> _What the task asks_
Locate and copy all lines bearing the word "Output".

> _Data extract_
┄┄┄┄┄┄

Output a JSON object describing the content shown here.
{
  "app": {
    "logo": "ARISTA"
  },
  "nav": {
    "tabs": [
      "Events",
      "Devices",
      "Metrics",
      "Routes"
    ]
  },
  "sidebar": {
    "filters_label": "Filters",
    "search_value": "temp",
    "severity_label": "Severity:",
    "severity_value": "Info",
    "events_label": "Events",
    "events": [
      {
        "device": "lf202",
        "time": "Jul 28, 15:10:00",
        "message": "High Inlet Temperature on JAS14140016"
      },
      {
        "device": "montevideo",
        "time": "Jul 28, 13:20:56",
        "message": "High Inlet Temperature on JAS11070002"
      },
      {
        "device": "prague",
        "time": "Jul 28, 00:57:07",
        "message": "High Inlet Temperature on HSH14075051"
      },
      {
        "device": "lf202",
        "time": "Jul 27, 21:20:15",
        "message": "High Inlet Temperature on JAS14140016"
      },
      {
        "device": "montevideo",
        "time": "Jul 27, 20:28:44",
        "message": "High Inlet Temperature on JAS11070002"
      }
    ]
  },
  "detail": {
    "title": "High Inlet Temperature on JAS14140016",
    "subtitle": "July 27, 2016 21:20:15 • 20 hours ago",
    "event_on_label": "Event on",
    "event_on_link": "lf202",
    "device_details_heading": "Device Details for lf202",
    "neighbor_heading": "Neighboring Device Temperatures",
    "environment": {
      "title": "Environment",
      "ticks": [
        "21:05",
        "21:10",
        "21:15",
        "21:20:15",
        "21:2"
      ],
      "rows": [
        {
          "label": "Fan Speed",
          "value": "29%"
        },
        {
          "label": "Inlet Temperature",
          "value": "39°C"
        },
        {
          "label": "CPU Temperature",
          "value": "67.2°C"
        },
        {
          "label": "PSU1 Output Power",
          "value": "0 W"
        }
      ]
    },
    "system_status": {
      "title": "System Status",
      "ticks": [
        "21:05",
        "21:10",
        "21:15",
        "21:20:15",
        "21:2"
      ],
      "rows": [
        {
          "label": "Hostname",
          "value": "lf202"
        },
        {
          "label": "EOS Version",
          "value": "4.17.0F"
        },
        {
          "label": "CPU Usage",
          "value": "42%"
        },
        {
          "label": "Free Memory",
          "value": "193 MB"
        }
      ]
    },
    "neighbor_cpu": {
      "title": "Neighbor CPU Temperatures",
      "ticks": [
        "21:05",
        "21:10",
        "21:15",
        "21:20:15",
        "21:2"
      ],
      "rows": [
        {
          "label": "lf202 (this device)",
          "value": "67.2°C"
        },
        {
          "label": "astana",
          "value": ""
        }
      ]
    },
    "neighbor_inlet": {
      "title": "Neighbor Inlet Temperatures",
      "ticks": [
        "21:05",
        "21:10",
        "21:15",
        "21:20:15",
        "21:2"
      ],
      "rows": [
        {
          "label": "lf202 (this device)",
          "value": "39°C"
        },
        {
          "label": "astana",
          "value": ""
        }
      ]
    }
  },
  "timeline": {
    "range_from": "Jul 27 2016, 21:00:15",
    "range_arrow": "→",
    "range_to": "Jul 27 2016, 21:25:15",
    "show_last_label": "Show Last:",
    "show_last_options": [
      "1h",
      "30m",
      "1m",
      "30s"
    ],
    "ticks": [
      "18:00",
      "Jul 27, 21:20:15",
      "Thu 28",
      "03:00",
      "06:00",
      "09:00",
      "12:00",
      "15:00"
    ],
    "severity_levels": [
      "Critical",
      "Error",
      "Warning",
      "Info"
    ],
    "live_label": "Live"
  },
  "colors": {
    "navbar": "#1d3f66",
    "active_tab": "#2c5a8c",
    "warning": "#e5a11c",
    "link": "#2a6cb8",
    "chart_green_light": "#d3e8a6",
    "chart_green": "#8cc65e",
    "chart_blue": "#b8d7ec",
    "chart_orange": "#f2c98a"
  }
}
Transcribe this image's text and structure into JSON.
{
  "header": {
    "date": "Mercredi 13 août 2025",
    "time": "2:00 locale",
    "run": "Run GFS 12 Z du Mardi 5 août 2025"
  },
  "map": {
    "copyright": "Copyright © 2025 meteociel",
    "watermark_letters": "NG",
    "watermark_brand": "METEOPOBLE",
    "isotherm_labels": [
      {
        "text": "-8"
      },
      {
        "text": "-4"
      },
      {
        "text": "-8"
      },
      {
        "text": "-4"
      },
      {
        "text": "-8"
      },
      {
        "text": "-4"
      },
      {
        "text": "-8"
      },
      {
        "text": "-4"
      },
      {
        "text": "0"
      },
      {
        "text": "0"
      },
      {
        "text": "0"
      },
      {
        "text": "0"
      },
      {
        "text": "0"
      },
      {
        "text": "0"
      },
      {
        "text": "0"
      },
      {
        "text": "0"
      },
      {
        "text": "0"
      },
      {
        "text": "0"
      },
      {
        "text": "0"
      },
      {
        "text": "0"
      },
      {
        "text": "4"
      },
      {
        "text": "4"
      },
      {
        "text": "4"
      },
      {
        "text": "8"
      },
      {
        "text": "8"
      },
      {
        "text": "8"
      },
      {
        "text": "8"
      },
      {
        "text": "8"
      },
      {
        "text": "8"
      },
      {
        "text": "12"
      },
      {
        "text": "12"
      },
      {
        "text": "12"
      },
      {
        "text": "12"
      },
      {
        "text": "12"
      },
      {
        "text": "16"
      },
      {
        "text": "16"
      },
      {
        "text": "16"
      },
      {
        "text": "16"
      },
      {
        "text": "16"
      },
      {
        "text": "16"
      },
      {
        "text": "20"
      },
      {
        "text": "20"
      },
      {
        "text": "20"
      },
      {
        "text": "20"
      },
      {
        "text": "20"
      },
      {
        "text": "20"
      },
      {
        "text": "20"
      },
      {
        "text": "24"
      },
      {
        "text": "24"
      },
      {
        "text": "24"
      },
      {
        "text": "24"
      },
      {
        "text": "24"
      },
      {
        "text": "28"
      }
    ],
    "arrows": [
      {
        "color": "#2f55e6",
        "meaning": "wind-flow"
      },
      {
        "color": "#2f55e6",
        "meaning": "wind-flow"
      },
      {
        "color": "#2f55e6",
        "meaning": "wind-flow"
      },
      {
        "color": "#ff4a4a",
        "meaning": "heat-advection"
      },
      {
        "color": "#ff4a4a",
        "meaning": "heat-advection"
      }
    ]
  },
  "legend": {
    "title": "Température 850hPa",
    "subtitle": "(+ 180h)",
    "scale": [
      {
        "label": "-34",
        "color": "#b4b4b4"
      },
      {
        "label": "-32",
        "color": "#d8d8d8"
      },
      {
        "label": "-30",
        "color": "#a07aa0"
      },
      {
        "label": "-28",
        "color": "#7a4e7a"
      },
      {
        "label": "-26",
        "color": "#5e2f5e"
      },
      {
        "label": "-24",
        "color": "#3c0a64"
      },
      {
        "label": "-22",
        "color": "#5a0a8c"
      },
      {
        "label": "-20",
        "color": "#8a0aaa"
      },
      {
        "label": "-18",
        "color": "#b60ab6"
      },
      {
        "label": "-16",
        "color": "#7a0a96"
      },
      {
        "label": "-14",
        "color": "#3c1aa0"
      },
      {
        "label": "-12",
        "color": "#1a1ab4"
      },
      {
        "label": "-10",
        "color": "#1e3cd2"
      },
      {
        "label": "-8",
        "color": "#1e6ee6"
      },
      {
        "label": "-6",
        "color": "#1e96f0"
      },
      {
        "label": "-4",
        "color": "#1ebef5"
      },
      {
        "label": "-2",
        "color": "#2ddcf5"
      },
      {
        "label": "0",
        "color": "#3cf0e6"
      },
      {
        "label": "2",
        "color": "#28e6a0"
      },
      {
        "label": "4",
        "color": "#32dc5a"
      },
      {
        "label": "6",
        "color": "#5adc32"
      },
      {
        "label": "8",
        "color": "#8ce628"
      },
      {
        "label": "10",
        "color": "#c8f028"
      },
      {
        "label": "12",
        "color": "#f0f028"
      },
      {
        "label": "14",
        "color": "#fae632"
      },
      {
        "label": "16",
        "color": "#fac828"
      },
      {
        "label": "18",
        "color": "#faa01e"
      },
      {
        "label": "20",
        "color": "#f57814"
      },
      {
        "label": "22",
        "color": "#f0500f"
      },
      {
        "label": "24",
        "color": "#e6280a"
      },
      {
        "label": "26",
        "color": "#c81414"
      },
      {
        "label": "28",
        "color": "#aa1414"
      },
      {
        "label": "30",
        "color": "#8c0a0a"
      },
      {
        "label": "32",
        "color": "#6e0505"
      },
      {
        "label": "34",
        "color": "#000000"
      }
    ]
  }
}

┄┄┄┄┄┄

> _Response to this exercise_
Output a JSON object describing the content shown here.
          "label": "PSU1 Output Power",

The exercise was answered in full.